Records from a collection of figures
━━━━━━━━

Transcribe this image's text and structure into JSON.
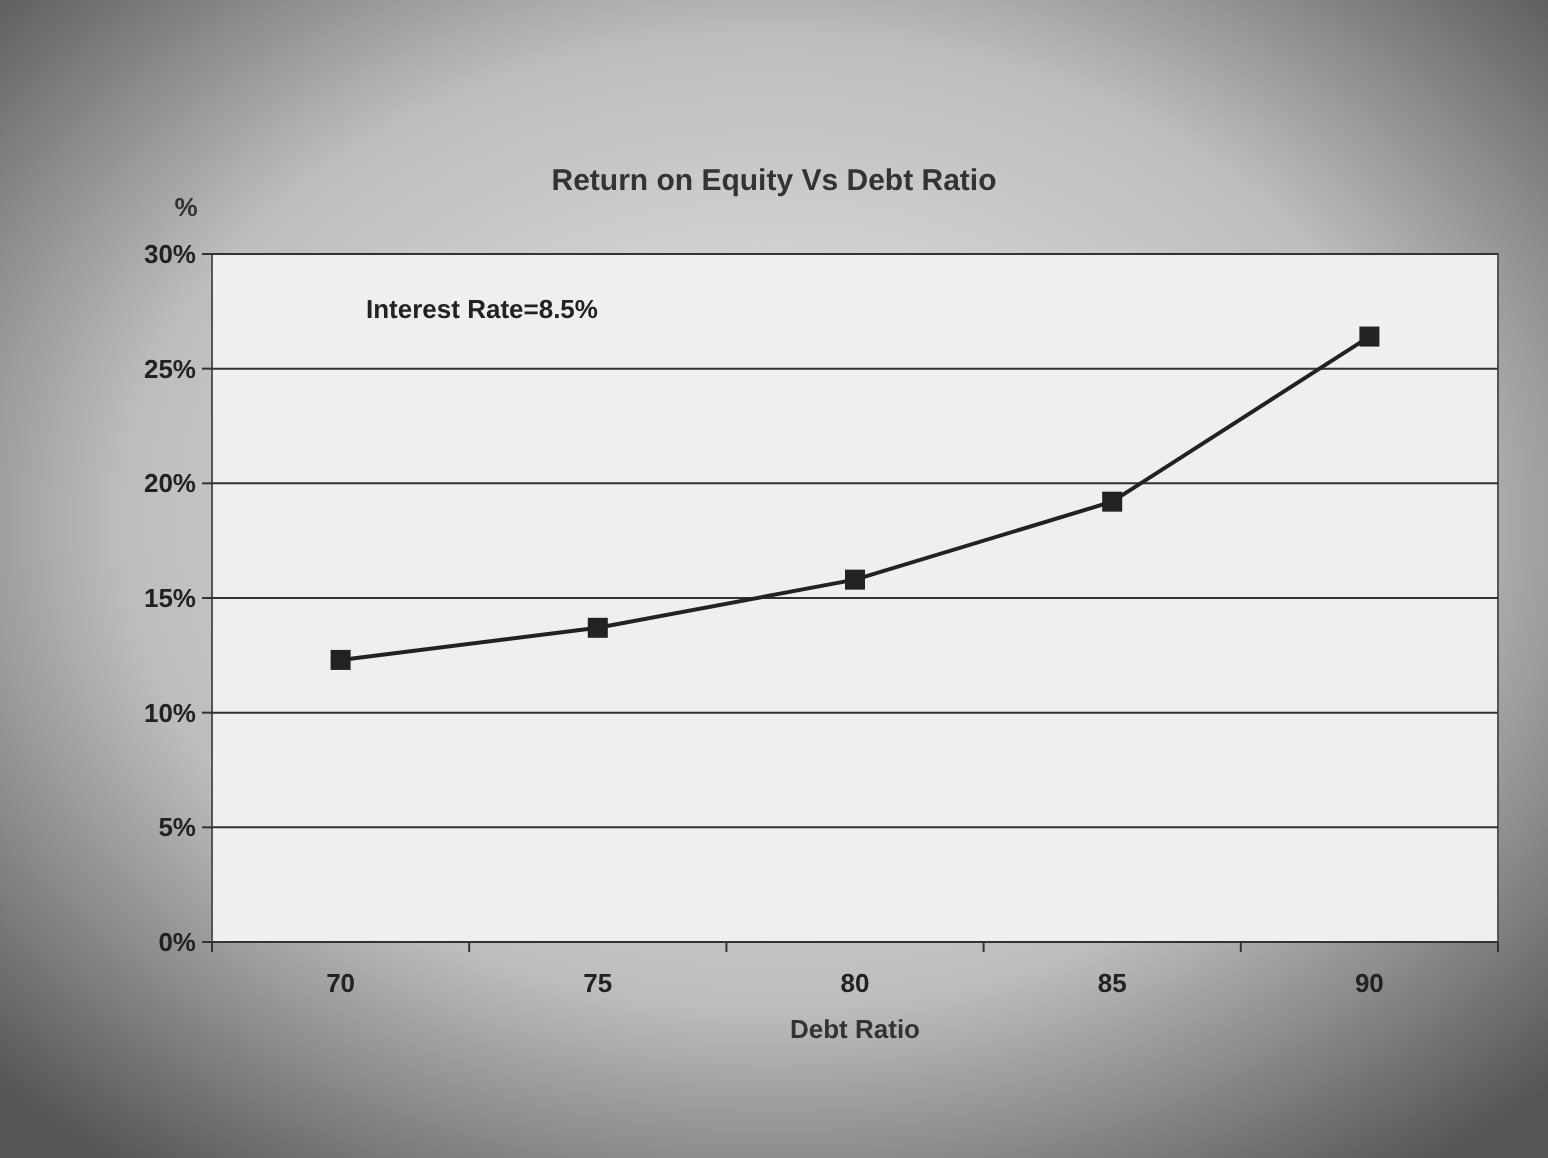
{
  "chart_data": {
    "type": "line",
    "title": "Return on Equity Vs Debt Ratio",
    "xlabel": "Debt Ratio",
    "ylabel": "%",
    "annotations": [
      "Interest Rate=8.5%"
    ],
    "categories": [
      "70",
      "75",
      "80",
      "85",
      "90"
    ],
    "series": [
      {
        "color": "#222222",
        "values": [
          12.3,
          13.7,
          15.8,
          19.2,
          26.4
        ]
      }
    ],
    "ylim": [
      0,
      30
    ],
    "yticks": [
      {
        "value": 0,
        "label": "0%"
      },
      {
        "value": 5,
        "label": "5%"
      },
      {
        "value": 10,
        "label": "10%"
      },
      {
        "value": 15,
        "label": "15%"
      },
      {
        "value": 20,
        "label": "20%"
      },
      {
        "value": 25,
        "label": "25%"
      },
      {
        "value": 30,
        "label": "30%"
      }
    ],
    "grid": "y",
    "marker": "square",
    "line_style": "solid"
  }
}
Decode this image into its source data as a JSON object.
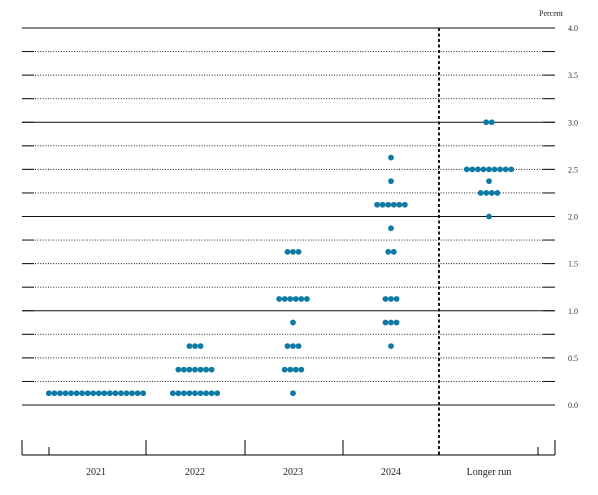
{
  "chart_data": {
    "type": "scatter",
    "unit_label": "Percent",
    "categories": [
      "2021",
      "2022",
      "2023",
      "2024",
      "Longer run"
    ],
    "ylim": [
      -0.5,
      4.0
    ],
    "y_ticks": [
      "4.0",
      "3.5",
      "3.0",
      "2.5",
      "2.0",
      "1.5",
      "1.0",
      "0.5",
      "0.0"
    ],
    "grid": "horizontal lines every 0.25 percent; solid at whole numbers, dotted otherwise",
    "separator": "dashed vertical line between 2024 and Longer run",
    "dot_color": "#0f7aa3",
    "points": [
      {
        "category": "2021",
        "rate": 0.125,
        "count": 18
      },
      {
        "category": "2022",
        "rate": 0.125,
        "count": 9
      },
      {
        "category": "2022",
        "rate": 0.375,
        "count": 7
      },
      {
        "category": "2022",
        "rate": 0.625,
        "count": 3
      },
      {
        "category": "2023",
        "rate": 0.125,
        "count": 1
      },
      {
        "category": "2023",
        "rate": 0.375,
        "count": 4
      },
      {
        "category": "2023",
        "rate": 0.625,
        "count": 3
      },
      {
        "category": "2023",
        "rate": 0.875,
        "count": 1
      },
      {
        "category": "2023",
        "rate": 1.125,
        "count": 6
      },
      {
        "category": "2023",
        "rate": 1.625,
        "count": 3
      },
      {
        "category": "2024",
        "rate": 0.625,
        "count": 1
      },
      {
        "category": "2024",
        "rate": 0.875,
        "count": 3
      },
      {
        "category": "2024",
        "rate": 1.125,
        "count": 3
      },
      {
        "category": "2024",
        "rate": 1.625,
        "count": 2
      },
      {
        "category": "2024",
        "rate": 1.875,
        "count": 1
      },
      {
        "category": "2024",
        "rate": 2.125,
        "count": 6
      },
      {
        "category": "2024",
        "rate": 2.375,
        "count": 1
      },
      {
        "category": "2024",
        "rate": 2.625,
        "count": 1
      },
      {
        "category": "Longer run",
        "rate": 2.0,
        "count": 1
      },
      {
        "category": "Longer run",
        "rate": 2.25,
        "count": 4
      },
      {
        "category": "Longer run",
        "rate": 2.375,
        "count": 1
      },
      {
        "category": "Longer run",
        "rate": 2.5,
        "count": 9
      },
      {
        "category": "Longer run",
        "rate": 3.0,
        "count": 2
      }
    ]
  }
}
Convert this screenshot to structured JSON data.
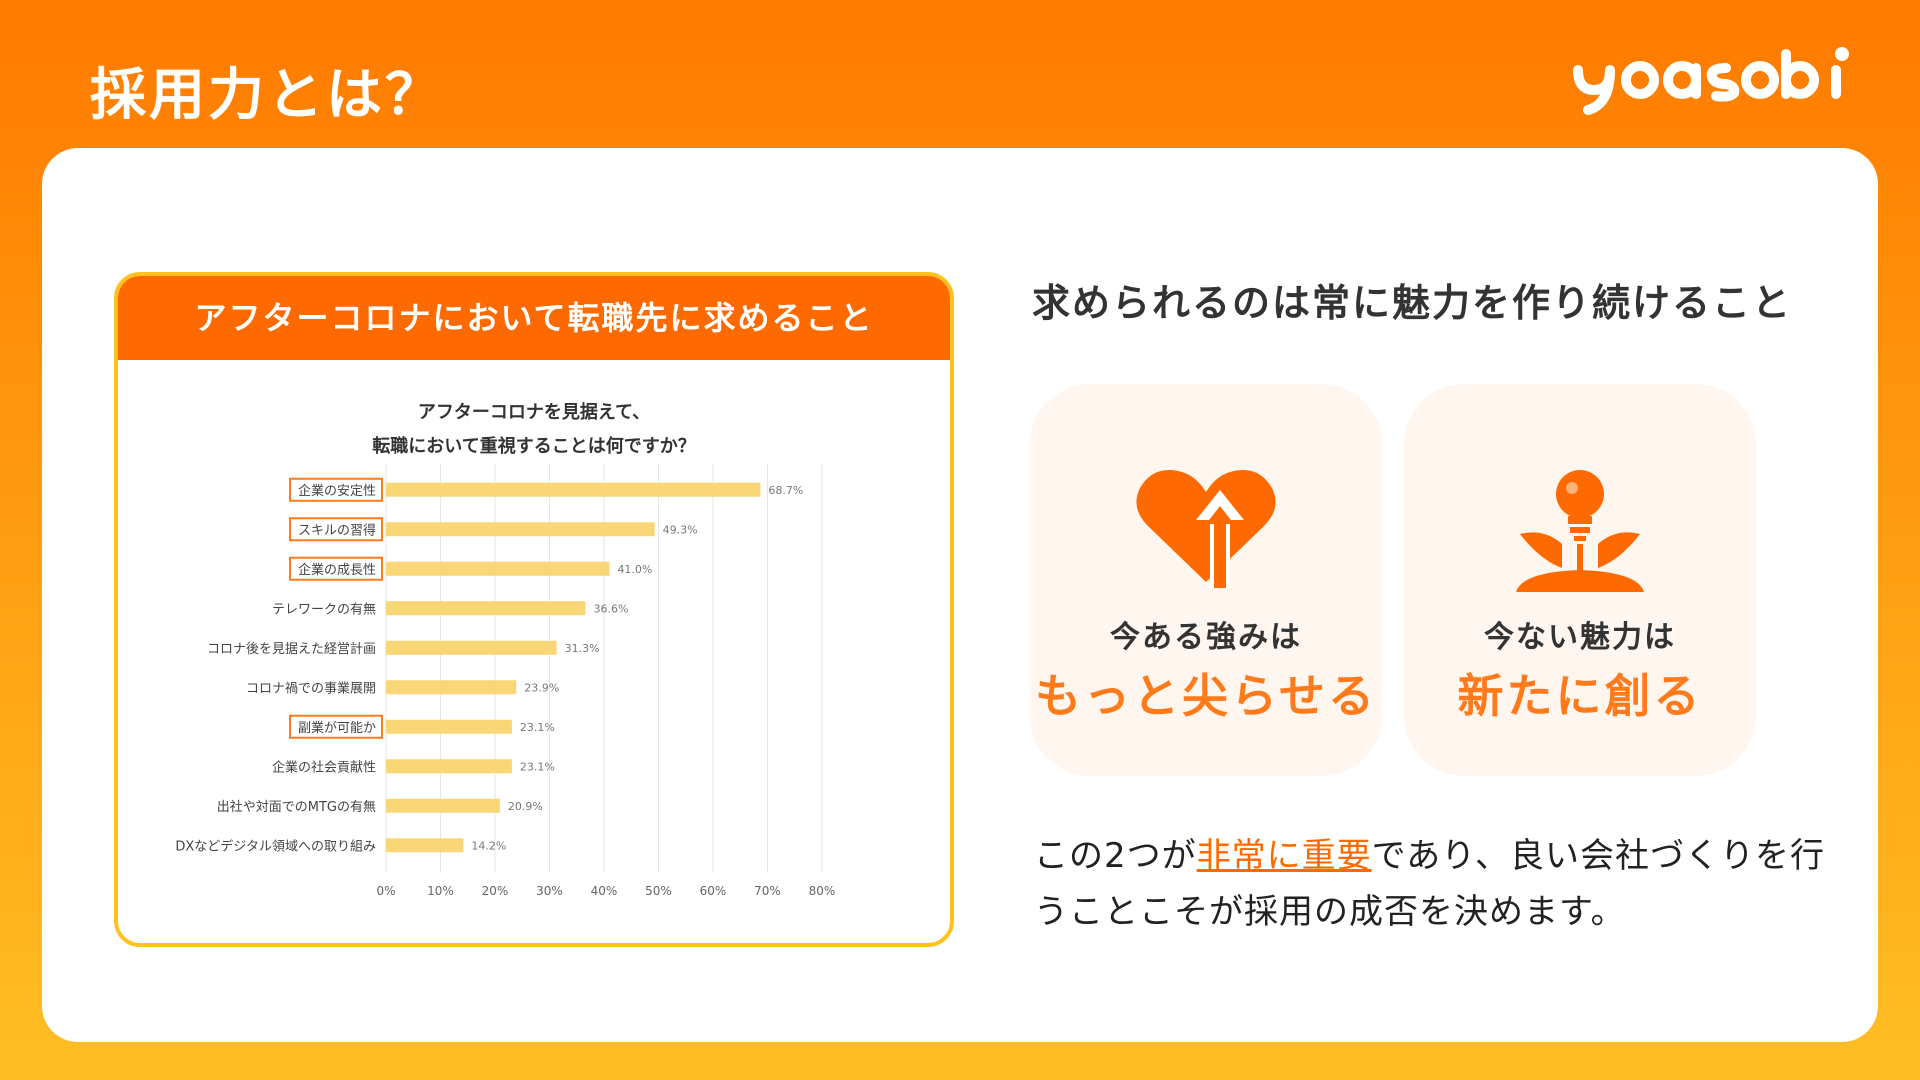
{
  "page": {
    "title": "採用力とは？",
    "logo_text": "yoasobi"
  },
  "chart_panel": {
    "header": "アフターコロナにおいて転職先に求めること"
  },
  "chart_data": {
    "type": "bar",
    "orientation": "horizontal",
    "title_lines": [
      "アフターコロナを見据えて、",
      "転職において重視することは何ですか？"
    ],
    "categories": [
      "企業の安定性",
      "スキルの習得",
      "企業の成長性",
      "テレワークの有無",
      "コロナ後を見据えた経営計画",
      "コロナ禍での事業展開",
      "副業が可能か",
      "企業の社会貢献性",
      "出社や対面でのMTGの有無",
      "DXなどデジタル領域への取り組み"
    ],
    "values": [
      68.7,
      49.3,
      41.0,
      36.6,
      31.3,
      23.9,
      23.1,
      23.1,
      20.9,
      14.2
    ],
    "value_labels": [
      "68.7%",
      "49.3%",
      "41.0%",
      "36.6%",
      "31.3%",
      "23.9%",
      "23.1%",
      "23.1%",
      "20.9%",
      "14.2%"
    ],
    "highlighted": [
      true,
      true,
      true,
      false,
      false,
      false,
      true,
      false,
      false,
      false
    ],
    "xticks": [
      "0%",
      "10%",
      "20%",
      "30%",
      "40%",
      "50%",
      "60%",
      "70%",
      "80%"
    ],
    "xlim": [
      0,
      80
    ],
    "grid": true,
    "colors": {
      "bar": "#f9d776",
      "highlight_border": "#ff7a1a",
      "grid": "#e6e6e6"
    }
  },
  "right": {
    "headline": "求められるのは常に魅力を作り続けること",
    "cards": [
      {
        "line1": "今ある強みは",
        "line2": "もっと尖らせる",
        "icon": "heart-arrow-icon"
      },
      {
        "line1": "今ない魅力は",
        "line2": "新たに創る",
        "icon": "lightbulb-sprout-icon"
      }
    ],
    "conclusion": {
      "pre": "この2つが",
      "highlight": "非常に重要",
      "post": "であり、良い会社づくりを行うことこそが採用の成否を決めます。"
    }
  },
  "colors": {
    "orange": "#ff6a00",
    "accent": "#ff7a1a",
    "yellow": "#ffc21f",
    "card_bg": "#fff6ef"
  }
}
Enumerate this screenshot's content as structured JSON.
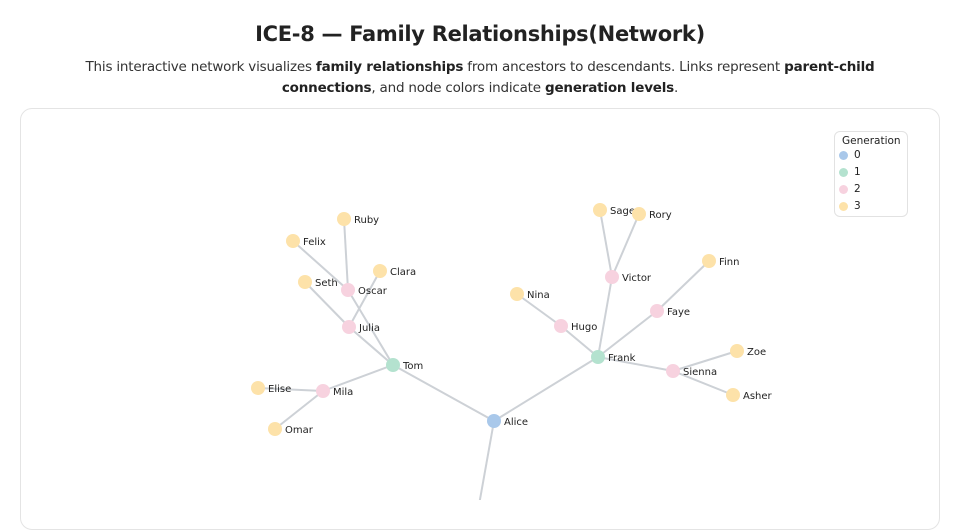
{
  "title": "ICE-8 — Family Relationships(Network)",
  "subtitle": [
    {
      "text": "This interactive network visualizes ",
      "bold": false
    },
    {
      "text": "family relationships",
      "bold": true
    },
    {
      "text": " from ancestors to descendants. Links represent ",
      "bold": false
    },
    {
      "text": "parent-child connections",
      "bold": true
    },
    {
      "text": ", and node colors indicate ",
      "bold": false
    },
    {
      "text": "generation levels",
      "bold": true
    },
    {
      "text": ".",
      "bold": false
    }
  ],
  "legend": {
    "title": "Generation",
    "items": [
      {
        "label": "0",
        "color": "#a9c8ea"
      },
      {
        "label": "1",
        "color": "#b4e2cf"
      },
      {
        "label": "2",
        "color": "#f7d2df"
      },
      {
        "label": "3",
        "color": "#fde2a9"
      }
    ]
  },
  "link_color": "#cdd1d6",
  "nodes": [
    {
      "name": "Alice",
      "generation": 0
    },
    {
      "name": "Tom",
      "generation": 1
    },
    {
      "name": "Frank",
      "generation": 1
    },
    {
      "name": "Oscar",
      "generation": 2
    },
    {
      "name": "Julia",
      "generation": 2
    },
    {
      "name": "Mila",
      "generation": 2
    },
    {
      "name": "Victor",
      "generation": 2
    },
    {
      "name": "Hugo",
      "generation": 2
    },
    {
      "name": "Faye",
      "generation": 2
    },
    {
      "name": "Sienna",
      "generation": 2
    },
    {
      "name": "Ruby",
      "generation": 3
    },
    {
      "name": "Felix",
      "generation": 3
    },
    {
      "name": "Clara",
      "generation": 3
    },
    {
      "name": "Seth",
      "generation": 3
    },
    {
      "name": "Elise",
      "generation": 3
    },
    {
      "name": "Omar",
      "generation": 3
    },
    {
      "name": "Sage",
      "generation": 3
    },
    {
      "name": "Rory",
      "generation": 3
    },
    {
      "name": "Nina",
      "generation": 3
    },
    {
      "name": "Finn",
      "generation": 3
    },
    {
      "name": "Zoe",
      "generation": 3
    },
    {
      "name": "Asher",
      "generation": 3
    }
  ],
  "links": [
    [
      "Alice",
      "Tom"
    ],
    [
      "Alice",
      "Frank"
    ],
    [
      "Tom",
      "Oscar"
    ],
    [
      "Tom",
      "Julia"
    ],
    [
      "Tom",
      "Mila"
    ],
    [
      "Oscar",
      "Ruby"
    ],
    [
      "Oscar",
      "Felix"
    ],
    [
      "Julia",
      "Clara"
    ],
    [
      "Julia",
      "Seth"
    ],
    [
      "Mila",
      "Elise"
    ],
    [
      "Mila",
      "Omar"
    ],
    [
      "Frank",
      "Victor"
    ],
    [
      "Frank",
      "Hugo"
    ],
    [
      "Frank",
      "Faye"
    ],
    [
      "Frank",
      "Sienna"
    ],
    [
      "Victor",
      "Sage"
    ],
    [
      "Victor",
      "Rory"
    ],
    [
      "Hugo",
      "Nina"
    ],
    [
      "Faye",
      "Finn"
    ],
    [
      "Sienna",
      "Zoe"
    ],
    [
      "Sienna",
      "Asher"
    ]
  ]
}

━━━━━━━━

• **WHAT IS EXPECTED**
Reproduce each line from the records that contains the word "image".

• **FINAL RESULT**
Transcribe this image's text and structure into JSON.
Decode this image into its source data as a JSON object.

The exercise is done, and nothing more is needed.